* PROBLEM DESCRIPTION: All the data should come back exactly as it was given.

* MATERIAL SHOWN:
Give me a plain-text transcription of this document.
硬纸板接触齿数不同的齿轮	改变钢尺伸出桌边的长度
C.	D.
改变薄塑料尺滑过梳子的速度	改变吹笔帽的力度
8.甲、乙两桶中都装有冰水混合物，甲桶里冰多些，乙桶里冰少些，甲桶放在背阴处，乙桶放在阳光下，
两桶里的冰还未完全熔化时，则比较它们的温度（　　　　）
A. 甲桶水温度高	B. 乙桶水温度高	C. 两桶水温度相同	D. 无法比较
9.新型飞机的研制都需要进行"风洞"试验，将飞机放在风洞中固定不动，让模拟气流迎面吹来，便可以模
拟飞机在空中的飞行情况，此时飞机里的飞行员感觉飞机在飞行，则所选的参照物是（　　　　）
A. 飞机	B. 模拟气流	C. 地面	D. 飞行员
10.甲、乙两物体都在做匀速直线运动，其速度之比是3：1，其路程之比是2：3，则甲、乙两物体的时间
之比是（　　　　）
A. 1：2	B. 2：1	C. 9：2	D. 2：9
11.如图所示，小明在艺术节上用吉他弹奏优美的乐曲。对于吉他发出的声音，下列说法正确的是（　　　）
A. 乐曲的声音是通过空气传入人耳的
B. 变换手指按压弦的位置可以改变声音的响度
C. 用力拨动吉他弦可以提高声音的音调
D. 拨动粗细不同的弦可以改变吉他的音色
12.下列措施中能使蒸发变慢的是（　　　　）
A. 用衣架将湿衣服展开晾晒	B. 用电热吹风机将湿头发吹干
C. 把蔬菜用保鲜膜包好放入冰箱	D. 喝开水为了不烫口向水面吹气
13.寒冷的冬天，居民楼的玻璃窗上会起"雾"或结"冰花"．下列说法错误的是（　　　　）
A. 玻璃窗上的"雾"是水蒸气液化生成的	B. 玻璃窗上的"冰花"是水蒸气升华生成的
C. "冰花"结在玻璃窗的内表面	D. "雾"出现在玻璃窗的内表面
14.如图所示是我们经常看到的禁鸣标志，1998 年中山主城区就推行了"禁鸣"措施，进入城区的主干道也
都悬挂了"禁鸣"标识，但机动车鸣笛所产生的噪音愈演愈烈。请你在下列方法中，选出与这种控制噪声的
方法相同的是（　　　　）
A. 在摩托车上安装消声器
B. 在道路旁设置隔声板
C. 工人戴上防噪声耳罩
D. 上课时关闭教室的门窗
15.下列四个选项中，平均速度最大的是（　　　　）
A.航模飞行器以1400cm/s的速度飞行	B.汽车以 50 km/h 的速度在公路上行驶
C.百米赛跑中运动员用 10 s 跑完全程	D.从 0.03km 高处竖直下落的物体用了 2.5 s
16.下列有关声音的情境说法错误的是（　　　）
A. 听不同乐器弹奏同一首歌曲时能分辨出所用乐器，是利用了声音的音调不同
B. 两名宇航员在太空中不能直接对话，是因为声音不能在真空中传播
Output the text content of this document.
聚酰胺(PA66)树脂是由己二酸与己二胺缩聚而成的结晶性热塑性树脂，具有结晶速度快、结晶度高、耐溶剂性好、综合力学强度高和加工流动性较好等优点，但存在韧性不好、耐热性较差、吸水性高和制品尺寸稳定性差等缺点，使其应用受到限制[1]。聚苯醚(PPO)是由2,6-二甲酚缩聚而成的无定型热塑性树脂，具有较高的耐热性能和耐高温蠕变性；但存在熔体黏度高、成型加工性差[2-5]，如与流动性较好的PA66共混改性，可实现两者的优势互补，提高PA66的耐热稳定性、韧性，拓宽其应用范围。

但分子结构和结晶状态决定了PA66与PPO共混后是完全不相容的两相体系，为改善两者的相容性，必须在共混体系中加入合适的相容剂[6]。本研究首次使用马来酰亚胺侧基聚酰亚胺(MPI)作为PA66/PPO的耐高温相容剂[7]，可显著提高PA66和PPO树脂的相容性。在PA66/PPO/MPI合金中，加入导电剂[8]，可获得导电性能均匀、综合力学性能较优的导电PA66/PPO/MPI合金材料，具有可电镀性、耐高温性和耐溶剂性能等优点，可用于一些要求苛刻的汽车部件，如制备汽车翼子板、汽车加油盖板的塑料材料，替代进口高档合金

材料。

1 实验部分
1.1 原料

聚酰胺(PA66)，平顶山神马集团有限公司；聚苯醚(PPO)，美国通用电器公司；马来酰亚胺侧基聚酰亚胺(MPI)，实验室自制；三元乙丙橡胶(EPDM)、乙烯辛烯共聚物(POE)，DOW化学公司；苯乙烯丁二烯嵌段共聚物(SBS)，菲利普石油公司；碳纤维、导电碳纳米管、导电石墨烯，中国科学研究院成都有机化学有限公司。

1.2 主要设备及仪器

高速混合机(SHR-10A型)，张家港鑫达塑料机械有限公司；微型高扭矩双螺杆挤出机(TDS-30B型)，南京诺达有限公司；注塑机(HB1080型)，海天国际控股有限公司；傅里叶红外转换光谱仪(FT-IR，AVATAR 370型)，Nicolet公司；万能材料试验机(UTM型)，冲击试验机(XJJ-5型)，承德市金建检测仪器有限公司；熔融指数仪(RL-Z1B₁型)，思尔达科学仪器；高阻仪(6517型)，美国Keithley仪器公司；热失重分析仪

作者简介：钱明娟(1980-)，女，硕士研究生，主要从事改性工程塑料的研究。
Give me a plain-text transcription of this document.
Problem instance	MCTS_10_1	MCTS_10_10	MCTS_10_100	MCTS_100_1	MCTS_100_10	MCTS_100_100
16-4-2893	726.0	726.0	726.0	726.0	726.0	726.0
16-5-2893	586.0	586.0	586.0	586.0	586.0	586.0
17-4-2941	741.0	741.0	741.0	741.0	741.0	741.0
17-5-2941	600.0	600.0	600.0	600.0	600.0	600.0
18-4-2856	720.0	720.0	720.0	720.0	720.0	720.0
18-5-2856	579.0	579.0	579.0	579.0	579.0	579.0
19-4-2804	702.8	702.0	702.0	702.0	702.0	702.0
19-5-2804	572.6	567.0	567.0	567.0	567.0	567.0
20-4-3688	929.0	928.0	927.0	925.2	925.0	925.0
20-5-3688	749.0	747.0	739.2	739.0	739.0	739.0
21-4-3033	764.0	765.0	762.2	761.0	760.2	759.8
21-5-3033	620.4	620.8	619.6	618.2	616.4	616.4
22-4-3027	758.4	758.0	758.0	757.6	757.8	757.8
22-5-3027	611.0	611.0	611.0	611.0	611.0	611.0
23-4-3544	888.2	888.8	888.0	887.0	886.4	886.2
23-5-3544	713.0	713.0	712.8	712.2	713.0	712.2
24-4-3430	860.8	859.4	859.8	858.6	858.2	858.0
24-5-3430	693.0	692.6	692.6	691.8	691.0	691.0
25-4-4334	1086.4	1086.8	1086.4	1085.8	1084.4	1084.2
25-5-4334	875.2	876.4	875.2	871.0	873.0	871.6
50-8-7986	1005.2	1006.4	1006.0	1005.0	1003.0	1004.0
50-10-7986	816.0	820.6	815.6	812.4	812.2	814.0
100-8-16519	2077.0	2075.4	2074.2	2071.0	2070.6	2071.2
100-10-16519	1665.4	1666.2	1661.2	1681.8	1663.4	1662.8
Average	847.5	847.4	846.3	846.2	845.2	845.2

* SOLUTION FOR THIS PROBLEM:
Give me a plain-text transcription of this document.
硬纸板接触齿数不同的齿轮	改变钢尺伸出桌边的长度
C.	D.
改变薄塑料尺滑过梳子的速度	改变吹笔帽的力度
8.甲、乙两桶中都装有冰水混合物，甲桶里冰多些，乙桶里冰少些，甲桶放在背阴处，乙桶放在阳光下，
两桶里的冰还未完全熔化时，则比较它们的温度（　　　　）
A. 甲桶水温度高	B. 乙桶水温度高	C. 两桶水温度相同	D. 无法比较
9.新型飞机的研制都需要进行"风洞"试验，将飞机放在风洞中固定不动，让模拟气流迎面吹来，便可以模
拟飞机在空中的飞行情况，此时飞机里的飞行员感觉飞机在飞行，则所选的参照物是（　　　　）
A. 飞机	B. 模拟气流	C. 地面	D. 飞行员
10.甲、乙两物体都在做匀速直线运动，其速度之比是3：1，其路程之比是2：3，则甲、乙两物体的时间
之比是（　　　　）
A. 1：2	B. 2：1	C. 9：2	D. 2：9
11.如图所示，小明在艺术节上用吉他弹奏优美的乐曲。对于吉他发出的声音，下列说法正确的是（　　　）
A. 乐曲的声音是通过空气传入人耳的
B. 变换手指按压弦的位置可以改变声音的响度
C. 用力拨动吉他弦可以提高声音的音调
D. 拨动粗细不同的弦可以改变吉他的音色
12.下列措施中能使蒸发变慢的是（　　　　）
A. 用衣架将湿衣服展开晾晒	B. 用电热吹风机将湿头发吹干
C. 把蔬菜用保鲜膜包好放入冰箱	D. 喝开水为了不烫口向水面吹气
13.寒冷的冬天，居民楼的玻璃窗上会起"雾"或结"冰花"．下列说法错误的是（　　　　）
A. 玻璃窗上的"雾"是水蒸气液化生成的	B. 玻璃窗上的"冰花"是水蒸气升华生成的
C. "冰花"结在玻璃窗的内表面	D. "雾"出现在玻璃窗的内表面
14.如图所示是我们经常看到的禁鸣标志，1998 年中山主城区就推行了"禁鸣"措施，进入城区的主干道也
都悬挂了"禁鸣"标识，但机动车鸣笛所产生的噪音愈演愈烈。请你在下列方法中，选出与这种控制噪声的
方法相同的是（　　　　）
A. 在摩托车上安装消声器
B. 在道路旁设置隔声板
C. 工人戴上防噪声耳罩
D. 上课时关闭教室的门窗
15.下列四个选项中，平均速度最大的是（　　　　）
A.航模飞行器以1400cm/s的速度飞行	B.汽车以 50 km/h 的速度在公路上行驶
C.百米赛跑中运动员用 10 s 跑完全程	D.从 0.03km 高处竖直下落的物体用了 2.5 s
16.下列有关声音的情境说法错误的是（　　　）
A. 听不同乐器弹奏同一首歌曲时能分辨出所用乐器，是利用了声音的音调不同
B. 两名宇航员在太空中不能直接对话，是因为声音不能在真空中传播
Output the text content of this document.
聚酰胺(PA66)树脂是由己二酸与己二胺缩聚而成的结晶性热塑性树脂，具有结晶速度快、结晶度高、耐溶剂性好、综合力学强度高和加工流动性较好等优点，但存在韧性不好、耐热性较差、吸水性高和制品尺寸稳定性差等缺点，使其应用受到限制[1]。聚苯醚(PPO)是由2,6-二甲酚缩聚而成的无定型热塑性树脂，具有较高的耐热性能和耐高温蠕变性；但存在熔体黏度高、成型加工性差[2-5]，如与流动性较好的PA66共混改性，可实现两者的优势互补，提高PA66的耐热稳定性、韧性，拓宽其应用范围。

但分子结构和结晶状态决定了PA66与PPO共混后是完全不相容的两相体系，为改善两者的相容性，必须在共混体系中加入合适的相容剂[6]。本研究首次使用马来酰亚胺侧基聚酰亚胺(MPI)作为PA66/PPO的耐高温相容剂[7]，可显著提高PA66和PPO树脂的相容性。在PA66/PPO/MPI合金中，加入导电剂[8]，可获得导电性能均匀、综合力学性能较优的导电PA66/PPO/MPI合金材料，具有可电镀性、耐高温性和耐溶剂性能等优点，可用于一些要求苛刻的汽车部件，如制备汽车翼子板、汽车加油盖板的塑料材料，替代进口高档合金

材料。

1 实验部分
1.1 原料

聚酰胺(PA66)，平顶山神马集团有限公司；聚苯醚(PPO)，美国通用电器公司；马来酰亚胺侧基聚酰亚胺(MPI)，实验室自制；三元乙丙橡胶(EPDM)、乙烯辛烯共聚物(POE)，DOW化学公司；苯乙烯丁二烯嵌段共聚物(SBS)，菲利普石油公司；碳纤维、导电碳纳米管、导电石墨烯，中国科学研究院成都有机化学有限公司。

1.2 主要设备及仪器

高速混合机(SHR-10A型)，张家港鑫达塑料机械有限公司；微型高扭矩双螺杆挤出机(TDS-30B型)，南京诺达有限公司；注塑机(HB1080型)，海天国际控股有限公司；傅里叶红外转换光谱仪(FT-IR，AVATAR 370型)，Nicolet公司；万能材料试验机(UTM型)，冲击试验机(XJJ-5型)，承德市金建检测仪器有限公司；熔融指数仪(RL-Z1B₁型)，思尔达科学仪器；高阻仪(6517型)，美国Keithley仪器公司；热失重分析仪

作者简介：钱明娟(1980-)，女，硕士研究生，主要从事改性工程塑料的研究。
Give me a plain-text transcription of this document.
Problem instance	MCTS_10_1	MCTS_10_10	MCTS_10_100	MCTS_100_1	MCTS_100_10	MCTS_100_100
16-4-2893	726.0	726.0	726.0	726.0	726.0	726.0
16-5-2893	586.0	586.0	586.0	586.0	586.0	586.0
17-4-2941	741.0	741.0	741.0	741.0	741.0	741.0
17-5-2941	600.0	600.0	600.0	600.0	600.0	600.0
18-4-2856	720.0	720.0	720.0	720.0	720.0	720.0
18-5-2856	579.0	579.0	579.0	579.0	579.0	579.0
19-4-2804	702.8	702.0	702.0	702.0	702.0	702.0
19-5-2804	572.6	567.0	567.0	567.0	567.0	567.0
20-4-3688	929.0	928.0	927.0	925.2	925.0	925.0
20-5-3688	749.0	747.0	739.2	739.0	739.0	739.0
21-4-3033	764.0	765.0	762.2	761.0	760.2	759.8
21-5-3033	620.4	620.8	619.6	618.2	616.4	616.4
22-4-3027	758.4	758.0	758.0	757.6	757.8	757.8
22-5-3027	611.0	611.0	611.0	611.0	611.0	611.0
23-4-3544	888.2	888.8	888.0	887.0	886.4	886.2
23-5-3544	713.0	713.0	712.8	712.2	713.0	712.2
24-4-3430	860.8	859.4	859.8	858.6	858.2	858.0
24-5-3430	693.0	692.6	692.6	691.8	691.0	691.0
25-4-4334	1086.4	1086.8	1086.4	1085.8	1084.4	1084.2
25-5-4334	875.2	876.4	875.2	871.0	873.0	871.6
50-8-7986	1005.2	1006.4	1006.0	1005.0	1003.0	1004.0
50-10-7986	816.0	820.6	815.6	812.4	812.2	814.0
100-8-16519	2077.0	2075.4	2074.2	2071.0	2070.6	2071.2
100-10-16519	1665.4	1666.2	1661.2	1681.8	1663.4	1662.8
Average	847.5	847.4	846.3	846.2	845.2	845.2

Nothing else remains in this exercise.